Requirements: Reproduce all entries verbatim, with nothing added or dropped.

(Extracted data entries)
==*==

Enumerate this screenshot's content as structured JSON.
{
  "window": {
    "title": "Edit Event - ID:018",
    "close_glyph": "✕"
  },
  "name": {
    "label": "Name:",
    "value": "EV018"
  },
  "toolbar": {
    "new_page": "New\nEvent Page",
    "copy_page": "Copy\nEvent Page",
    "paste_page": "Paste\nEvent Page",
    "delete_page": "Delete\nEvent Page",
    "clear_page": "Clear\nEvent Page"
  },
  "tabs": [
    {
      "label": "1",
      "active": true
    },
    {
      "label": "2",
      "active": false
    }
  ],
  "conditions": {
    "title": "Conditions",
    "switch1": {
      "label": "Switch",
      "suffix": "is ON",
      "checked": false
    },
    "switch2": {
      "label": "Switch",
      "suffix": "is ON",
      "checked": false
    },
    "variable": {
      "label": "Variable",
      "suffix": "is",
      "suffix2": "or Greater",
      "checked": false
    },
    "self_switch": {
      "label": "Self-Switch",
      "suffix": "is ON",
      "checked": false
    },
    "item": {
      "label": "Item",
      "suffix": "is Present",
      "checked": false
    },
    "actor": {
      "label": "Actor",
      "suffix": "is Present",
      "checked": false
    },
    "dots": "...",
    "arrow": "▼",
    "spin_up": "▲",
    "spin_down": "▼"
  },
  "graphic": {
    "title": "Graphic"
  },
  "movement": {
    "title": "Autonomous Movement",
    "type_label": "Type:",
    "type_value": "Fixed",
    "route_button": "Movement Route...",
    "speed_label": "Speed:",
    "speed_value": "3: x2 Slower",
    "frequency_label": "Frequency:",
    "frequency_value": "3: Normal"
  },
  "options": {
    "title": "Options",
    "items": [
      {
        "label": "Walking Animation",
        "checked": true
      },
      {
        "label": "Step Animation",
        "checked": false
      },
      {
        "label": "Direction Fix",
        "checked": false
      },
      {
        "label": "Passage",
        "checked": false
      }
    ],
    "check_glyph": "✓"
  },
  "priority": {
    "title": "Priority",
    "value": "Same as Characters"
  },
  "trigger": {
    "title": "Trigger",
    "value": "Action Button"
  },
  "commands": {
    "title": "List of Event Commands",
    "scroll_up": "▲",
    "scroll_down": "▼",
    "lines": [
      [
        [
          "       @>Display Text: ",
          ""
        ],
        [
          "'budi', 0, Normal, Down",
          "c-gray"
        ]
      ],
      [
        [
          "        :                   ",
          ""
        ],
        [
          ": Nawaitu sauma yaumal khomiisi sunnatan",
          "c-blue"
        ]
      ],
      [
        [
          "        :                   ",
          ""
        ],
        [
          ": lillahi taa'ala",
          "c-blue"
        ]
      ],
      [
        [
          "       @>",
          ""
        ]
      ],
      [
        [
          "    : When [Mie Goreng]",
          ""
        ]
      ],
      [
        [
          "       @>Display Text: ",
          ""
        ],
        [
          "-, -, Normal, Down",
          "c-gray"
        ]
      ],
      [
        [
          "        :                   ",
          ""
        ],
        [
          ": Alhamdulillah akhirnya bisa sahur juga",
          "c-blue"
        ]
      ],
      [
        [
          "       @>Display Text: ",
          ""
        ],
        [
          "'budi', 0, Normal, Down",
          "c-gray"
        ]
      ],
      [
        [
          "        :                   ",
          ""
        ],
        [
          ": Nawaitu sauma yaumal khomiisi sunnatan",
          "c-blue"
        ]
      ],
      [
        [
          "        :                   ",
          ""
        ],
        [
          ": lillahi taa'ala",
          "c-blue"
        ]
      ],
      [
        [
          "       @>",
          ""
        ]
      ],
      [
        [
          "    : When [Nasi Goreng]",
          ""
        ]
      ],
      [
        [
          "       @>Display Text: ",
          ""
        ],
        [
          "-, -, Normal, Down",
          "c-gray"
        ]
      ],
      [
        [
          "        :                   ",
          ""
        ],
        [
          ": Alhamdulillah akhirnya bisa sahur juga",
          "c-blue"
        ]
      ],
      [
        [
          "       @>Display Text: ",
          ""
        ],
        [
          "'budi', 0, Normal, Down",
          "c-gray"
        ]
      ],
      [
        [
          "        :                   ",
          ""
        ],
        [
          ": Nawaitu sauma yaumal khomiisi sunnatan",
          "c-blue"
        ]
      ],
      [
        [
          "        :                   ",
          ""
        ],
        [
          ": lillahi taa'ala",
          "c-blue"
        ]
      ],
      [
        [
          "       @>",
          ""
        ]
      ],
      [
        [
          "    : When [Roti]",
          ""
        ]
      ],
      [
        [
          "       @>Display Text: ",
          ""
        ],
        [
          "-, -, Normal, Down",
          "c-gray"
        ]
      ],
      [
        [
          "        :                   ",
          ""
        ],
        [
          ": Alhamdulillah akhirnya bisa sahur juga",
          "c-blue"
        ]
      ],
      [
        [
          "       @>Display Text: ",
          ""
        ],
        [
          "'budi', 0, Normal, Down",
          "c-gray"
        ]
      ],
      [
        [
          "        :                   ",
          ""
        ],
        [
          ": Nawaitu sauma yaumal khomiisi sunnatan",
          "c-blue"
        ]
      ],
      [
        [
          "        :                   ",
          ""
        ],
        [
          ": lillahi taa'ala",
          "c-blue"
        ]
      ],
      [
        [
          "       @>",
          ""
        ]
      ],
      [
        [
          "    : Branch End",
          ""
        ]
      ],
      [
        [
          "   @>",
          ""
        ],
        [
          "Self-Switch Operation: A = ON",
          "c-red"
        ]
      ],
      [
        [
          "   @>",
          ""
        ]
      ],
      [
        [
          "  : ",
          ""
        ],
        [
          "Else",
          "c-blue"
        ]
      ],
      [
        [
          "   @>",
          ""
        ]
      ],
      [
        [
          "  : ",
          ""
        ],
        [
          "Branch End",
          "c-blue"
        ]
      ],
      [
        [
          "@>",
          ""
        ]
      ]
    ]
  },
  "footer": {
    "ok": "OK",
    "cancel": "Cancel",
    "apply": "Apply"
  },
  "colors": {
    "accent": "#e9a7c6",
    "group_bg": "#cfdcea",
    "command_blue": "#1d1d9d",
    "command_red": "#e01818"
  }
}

==*==

Exercise answer:
Enumerate this screenshot's content as structured JSON.
{
  "window": {
    "title": "Edit Event - ID:018",
    "close_glyph": "✕"
  },
  "name": {
    "label": "Name:",
    "value": "EV018"
  },
  "toolbar": {
    "new_page": "New\nEvent Page",
    "copy_page": "Copy\nEvent Page",
    "paste_page": "Paste\nEvent Page",
    "delete_page": "Delete\nEvent Page",
    "clear_page": "Clear\nEvent Page"
  },
  "tabs": [
    {
      "label": "1",
      "active": true
    },
    {
      "label": "2",
      "active": false
    }
  ],
  "conditions": {
    "title": "Conditions",
    "switch1": {
      "label": "Switch",
      "suffix": "is ON",
      "checked": false
    },
    "switch2": {
      "label": "Switch",
      "suffix": "is ON",
      "checked": false
    },
    "variable": {
      "label": "Variable",
      "suffix": "is",
      "suffix2": "or Greater",
      "checked": false
    },
    "self_switch": {
      "label": "Self-Switch",
      "suffix": "is ON",
      "checked": false
    },
    "item": {
      "label": "Item",
      "suffix": "is Present",
      "checked": false
    },
    "actor": {
      "label": "Actor",
      "suffix": "is Present",
      "checked": false
    },
    "dots": "...",
    "arrow": "▼",
    "spin_up": "▲",
    "spin_down": "▼"
  },
  "graphic": {
    "title": "Graphic"
  },
  "movement": {
    "title": "Autonomous Movement",
    "type_label": "Type:",
    "type_value": "Fixed",
    "route_button": "Movement Route...",
    "speed_label": "Speed:",
    "speed_value": "3: x2 Slower",
    "frequency_label": "Frequency:",
    "frequency_value": "3: Normal"
  },
  "options": {
    "title": "Options",
    "items": [
      {
        "label": "Walking Animation",
        "checked": true
      },
      {
        "label": "Step Animation",
        "checked": false
      },
      {
        "label": "Direction Fix",
        "checked": false
      },
      {
        "label": "Passage",
        "checked": false
      }
    ],
    "check_glyph": "✓"
  },
  "priority": {
    "title": "Priority",
    "value": "Same as Characters"
  },
  "trigger": {
    "title": "Trigger",
    "value": "Action Button"
  },
  "commands": {
    "title": "List of Event Commands",
    "scroll_up": "▲",
    "scroll_down": "▼",
    "lines": [
      [
        [
          "       @>Display Text: ",
          ""
        ],
        [
          "'budi', 0, Normal, Down",
          "c-gray"
        ]
      ],
      [
        [
          "        :                   ",
          ""
        ],
        [
          ": Nawaitu sauma yaumal khomiisi sunnatan",
          "c-blue"
        ]
      ],
      [
        [
          "        :                   ",
          ""
        ],
        [
          ": lillahi taa'ala",
          "c-blue"
        ]
      ],
      [
        [
          "       @>",
          ""
        ]
      ],
      [
        [
          "    : When [Mie Goreng]",
          ""
        ]
      ],
      [
        [
          "       @>Display Text: ",
          ""
        ],
        [
          "-, -, Normal, Down",
          "c-gray"
        ]
      ],
      [
        [
          "        :                   ",
          ""
        ],
        [
          ": Alhamdulillah akhirnya bisa sahur juga",
          "c-blue"
        ]
      ],
      [
        [
          "       @>Display Text: ",
          ""
        ],
        [
          "'budi', 0, Normal, Down",
          "c-gray"
        ]
      ],
      [
        [
          "        :                   ",
          ""
        ],
        [
          ": Nawaitu sauma yaumal khomiisi sunnatan",
          "c-blue"
        ]
      ],
      [
        [
          "        :                   ",
          ""
        ],
        [
          ": lillahi taa'ala",
          "c-blue"
        ]
      ],
      [
        [
          "       @>",
          ""
        ]
      ],
      [
        [
          "    : When [Nasi Goreng]",
          ""
        ]
      ],
      [
        [
          "       @>Display Text: ",
          ""
        ],
        [
          "-, -, Normal, Down",
          "c-gray"
        ]
      ],
      [
        [
          "        :                   ",
          ""
        ],
        [
          ": Alhamdulillah akhirnya bisa sahur juga",
          "c-blue"
        ]
      ],
      [
        [
          "       @>Display Text: ",
          ""
        ],
        [
          "'budi', 0, Normal, Down",
          "c-gray"
        ]
      ],
      [
        [
          "        :                   ",
          ""
        ],
        [
          ": Nawaitu sauma yaumal khomiisi sunnatan",
          "c-blue"
        ]
      ],
      [
        [
          "        :                   ",
          ""
        ],
        [
          ": lillahi taa'ala",
          "c-blue"
        ]
      ],
      [
        [
          "       @>",
          ""
        ]
      ],
      [
        [
          "    : When [Roti]",
          ""
        ]
      ],
      [
        [
          "       @>Display Text: ",
          ""
        ],
        [
          "-, -, Normal, Down",
          "c-gray"
        ]
      ],
      [
        [
          "        :                   ",
          ""
        ],
        [
          ": Alhamdulillah akhirnya bisa sahur juga",
          "c-blue"
        ]
      ],
      [
        [
          "       @>Display Text: ",
          ""
        ],
        [
          "'budi', 0, Normal, Down",
          "c-gray"
        ]
      ],
      [
        [
          "        :                   ",
          ""
        ],
        [
          ": Nawaitu sauma yaumal khomiisi sunnatan",
          "c-blue"
        ]
      ],
      [
        [
          "        :                   ",
          ""
        ],
        [
          ": lillahi taa'ala",
          "c-blue"
        ]
      ],
      [
        [
          "       @>",
          ""
        ]
      ],
      [
        [
          "    : Branch End",
          ""
        ]
      ],
      [
        [
          "   @>",
          ""
        ],
        [
          "Self-Switch Operation: A = ON",
          "c-red"
        ]
      ],
      [
        [
          "   @>",
          ""
        ]
      ],
      [
        [
          "  : ",
          ""
        ],
        [
          "Else",
          "c-blue"
        ]
      ],
      [
        [
          "   @>",
          ""
        ]
      ],
      [
        [
          "  : ",
          ""
        ],
        [
          "Branch End",
          "c-blue"
        ]
      ],
      [
        [
          "@>",
          ""
        ]
      ]
    ]
  },
  "footer": {
    "ok": "OK",
    "cancel": "Cancel",
    "apply": "Apply"
  },
  "colors": {
    "accent": "#e9a7c6",
    "group_bg": "#cfdcea",
    "command_blue": "#1d1d9d",
    "command_red": "#e01818"
  }
}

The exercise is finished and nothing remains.